*SET TASK*
Extract the lines that carry the string "student" from the listing.

++++++++++

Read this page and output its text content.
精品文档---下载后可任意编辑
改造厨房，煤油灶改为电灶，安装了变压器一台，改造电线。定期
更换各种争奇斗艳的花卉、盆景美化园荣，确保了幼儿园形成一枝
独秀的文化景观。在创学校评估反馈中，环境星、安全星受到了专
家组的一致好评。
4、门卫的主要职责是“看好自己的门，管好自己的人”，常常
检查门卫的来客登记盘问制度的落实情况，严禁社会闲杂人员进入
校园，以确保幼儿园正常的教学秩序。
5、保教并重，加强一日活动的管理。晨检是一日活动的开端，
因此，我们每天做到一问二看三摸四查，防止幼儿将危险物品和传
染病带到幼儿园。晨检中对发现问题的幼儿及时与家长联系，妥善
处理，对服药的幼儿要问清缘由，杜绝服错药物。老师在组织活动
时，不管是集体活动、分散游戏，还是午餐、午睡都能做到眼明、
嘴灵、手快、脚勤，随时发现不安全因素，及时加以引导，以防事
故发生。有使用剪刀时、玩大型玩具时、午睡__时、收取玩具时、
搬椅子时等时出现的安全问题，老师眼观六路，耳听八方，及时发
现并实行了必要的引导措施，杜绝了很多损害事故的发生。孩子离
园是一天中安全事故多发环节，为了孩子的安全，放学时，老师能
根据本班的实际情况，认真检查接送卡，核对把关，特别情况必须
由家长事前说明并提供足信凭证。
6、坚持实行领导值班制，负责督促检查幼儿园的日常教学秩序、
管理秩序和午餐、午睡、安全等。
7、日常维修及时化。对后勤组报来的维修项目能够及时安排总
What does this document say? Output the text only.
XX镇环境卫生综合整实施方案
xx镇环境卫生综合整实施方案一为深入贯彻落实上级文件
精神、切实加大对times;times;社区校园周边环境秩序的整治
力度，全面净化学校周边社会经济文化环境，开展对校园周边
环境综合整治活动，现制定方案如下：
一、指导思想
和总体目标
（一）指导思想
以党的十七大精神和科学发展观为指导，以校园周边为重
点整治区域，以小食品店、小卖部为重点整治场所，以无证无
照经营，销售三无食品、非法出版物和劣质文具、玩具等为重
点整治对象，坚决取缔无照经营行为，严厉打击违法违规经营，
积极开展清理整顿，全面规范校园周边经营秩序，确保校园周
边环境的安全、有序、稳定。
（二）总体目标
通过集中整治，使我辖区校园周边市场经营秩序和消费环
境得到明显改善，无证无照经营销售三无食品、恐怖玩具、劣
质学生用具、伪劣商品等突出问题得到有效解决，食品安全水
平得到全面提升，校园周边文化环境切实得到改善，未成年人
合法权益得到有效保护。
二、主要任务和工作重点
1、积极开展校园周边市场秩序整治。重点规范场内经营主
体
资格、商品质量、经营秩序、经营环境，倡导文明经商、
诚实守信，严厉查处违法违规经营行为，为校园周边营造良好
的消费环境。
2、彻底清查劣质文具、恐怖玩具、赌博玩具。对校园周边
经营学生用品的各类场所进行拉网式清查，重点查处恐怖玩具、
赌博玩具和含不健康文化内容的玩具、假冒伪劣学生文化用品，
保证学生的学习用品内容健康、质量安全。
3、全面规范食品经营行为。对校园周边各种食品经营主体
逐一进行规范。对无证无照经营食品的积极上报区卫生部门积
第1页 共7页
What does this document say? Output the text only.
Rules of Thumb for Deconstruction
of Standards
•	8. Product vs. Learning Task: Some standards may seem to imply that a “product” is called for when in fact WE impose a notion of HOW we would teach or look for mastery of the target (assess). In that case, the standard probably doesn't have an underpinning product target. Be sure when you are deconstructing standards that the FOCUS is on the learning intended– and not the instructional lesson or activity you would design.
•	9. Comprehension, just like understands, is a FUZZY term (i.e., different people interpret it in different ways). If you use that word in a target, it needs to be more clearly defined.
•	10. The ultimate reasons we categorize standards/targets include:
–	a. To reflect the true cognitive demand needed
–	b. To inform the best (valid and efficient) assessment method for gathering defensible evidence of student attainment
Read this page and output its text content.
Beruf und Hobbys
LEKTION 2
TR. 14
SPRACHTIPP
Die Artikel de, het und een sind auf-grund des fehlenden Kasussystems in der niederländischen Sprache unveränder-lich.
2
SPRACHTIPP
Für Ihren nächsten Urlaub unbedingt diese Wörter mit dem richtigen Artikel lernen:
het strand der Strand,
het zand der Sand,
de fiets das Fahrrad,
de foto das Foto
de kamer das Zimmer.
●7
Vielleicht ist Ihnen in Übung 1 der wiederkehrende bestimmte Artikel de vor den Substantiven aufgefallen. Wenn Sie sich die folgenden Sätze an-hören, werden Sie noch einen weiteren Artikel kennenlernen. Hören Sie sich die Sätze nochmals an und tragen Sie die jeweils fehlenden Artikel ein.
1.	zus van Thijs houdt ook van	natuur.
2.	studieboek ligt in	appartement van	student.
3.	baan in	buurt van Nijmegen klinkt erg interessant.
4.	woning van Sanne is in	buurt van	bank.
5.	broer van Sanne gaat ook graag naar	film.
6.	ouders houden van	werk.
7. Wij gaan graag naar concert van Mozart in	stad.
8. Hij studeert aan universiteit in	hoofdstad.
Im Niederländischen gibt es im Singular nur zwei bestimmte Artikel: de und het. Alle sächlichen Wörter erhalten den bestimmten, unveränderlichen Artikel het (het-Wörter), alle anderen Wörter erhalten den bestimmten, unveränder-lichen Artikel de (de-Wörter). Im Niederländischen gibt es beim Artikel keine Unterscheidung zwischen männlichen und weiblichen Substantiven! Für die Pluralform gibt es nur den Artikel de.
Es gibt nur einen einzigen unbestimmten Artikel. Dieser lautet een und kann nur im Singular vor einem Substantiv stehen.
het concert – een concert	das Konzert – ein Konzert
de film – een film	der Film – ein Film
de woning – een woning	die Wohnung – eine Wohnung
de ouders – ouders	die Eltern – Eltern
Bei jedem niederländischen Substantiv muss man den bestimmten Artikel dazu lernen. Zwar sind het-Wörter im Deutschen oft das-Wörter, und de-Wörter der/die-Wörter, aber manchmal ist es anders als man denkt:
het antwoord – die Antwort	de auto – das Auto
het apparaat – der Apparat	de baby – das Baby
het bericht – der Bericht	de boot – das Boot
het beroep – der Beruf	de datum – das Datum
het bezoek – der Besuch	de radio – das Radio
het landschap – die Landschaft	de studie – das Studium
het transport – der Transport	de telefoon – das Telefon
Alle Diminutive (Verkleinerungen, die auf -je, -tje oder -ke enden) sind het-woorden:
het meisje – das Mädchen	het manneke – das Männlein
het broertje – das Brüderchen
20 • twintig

++++++++++

*FULL SOLUTION*
–	b. To inform the best (valid and efficient) assessment method for gathering defensible evidence of student attainment
2.	studieboek ligt in	appartement van	student.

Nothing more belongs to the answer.